GIVEN TASK: From the entries below, please gather each line containing the string "name".
--- SOURCE DATA ---
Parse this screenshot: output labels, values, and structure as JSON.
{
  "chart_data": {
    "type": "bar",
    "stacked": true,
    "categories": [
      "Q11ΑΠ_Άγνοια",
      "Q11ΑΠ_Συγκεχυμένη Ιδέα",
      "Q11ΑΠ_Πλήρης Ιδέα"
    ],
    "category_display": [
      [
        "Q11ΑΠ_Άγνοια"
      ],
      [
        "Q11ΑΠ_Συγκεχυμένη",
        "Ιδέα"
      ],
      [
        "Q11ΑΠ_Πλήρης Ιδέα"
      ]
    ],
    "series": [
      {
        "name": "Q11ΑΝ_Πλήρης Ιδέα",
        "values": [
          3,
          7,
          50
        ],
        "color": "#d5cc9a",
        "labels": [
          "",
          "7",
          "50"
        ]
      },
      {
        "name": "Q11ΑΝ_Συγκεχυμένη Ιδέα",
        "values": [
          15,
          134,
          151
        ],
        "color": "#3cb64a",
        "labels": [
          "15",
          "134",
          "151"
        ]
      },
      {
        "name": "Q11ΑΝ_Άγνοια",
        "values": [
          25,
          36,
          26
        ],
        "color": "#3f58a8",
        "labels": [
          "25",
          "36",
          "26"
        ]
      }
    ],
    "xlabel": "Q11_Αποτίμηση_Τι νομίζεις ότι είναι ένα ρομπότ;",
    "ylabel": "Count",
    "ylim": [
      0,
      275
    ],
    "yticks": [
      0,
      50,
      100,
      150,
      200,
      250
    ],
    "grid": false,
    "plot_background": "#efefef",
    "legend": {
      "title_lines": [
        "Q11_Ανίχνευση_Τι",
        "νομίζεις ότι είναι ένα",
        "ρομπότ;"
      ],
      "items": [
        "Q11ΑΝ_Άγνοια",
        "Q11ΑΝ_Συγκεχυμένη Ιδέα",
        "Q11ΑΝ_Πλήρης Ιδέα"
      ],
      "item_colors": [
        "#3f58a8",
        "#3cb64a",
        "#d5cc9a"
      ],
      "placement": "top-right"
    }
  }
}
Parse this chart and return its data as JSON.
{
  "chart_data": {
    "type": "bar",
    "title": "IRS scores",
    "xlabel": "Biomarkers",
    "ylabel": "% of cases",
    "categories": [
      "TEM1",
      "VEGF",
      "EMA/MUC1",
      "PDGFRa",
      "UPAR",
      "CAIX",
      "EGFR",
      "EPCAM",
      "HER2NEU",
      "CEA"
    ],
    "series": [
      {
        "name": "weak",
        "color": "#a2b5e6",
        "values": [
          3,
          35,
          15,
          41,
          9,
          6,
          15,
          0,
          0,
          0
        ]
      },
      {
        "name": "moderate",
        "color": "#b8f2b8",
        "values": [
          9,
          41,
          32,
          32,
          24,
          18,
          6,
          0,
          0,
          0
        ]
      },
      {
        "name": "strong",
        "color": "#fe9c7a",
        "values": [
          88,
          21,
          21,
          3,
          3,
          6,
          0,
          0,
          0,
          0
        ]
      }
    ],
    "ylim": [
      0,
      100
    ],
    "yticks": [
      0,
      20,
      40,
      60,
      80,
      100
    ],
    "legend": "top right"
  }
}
---
SOLUTION TO THE PROBLEM:
        "name": "Q11ΑΝ_Πλήρης Ιδέα",
        "name": "Q11ΑΝ_Συγκεχυμένη Ιδέα",
        "name": "Q11ΑΝ_Άγνοια",
        "name": "weak",
        "name": "moderate",
        "name": "strong",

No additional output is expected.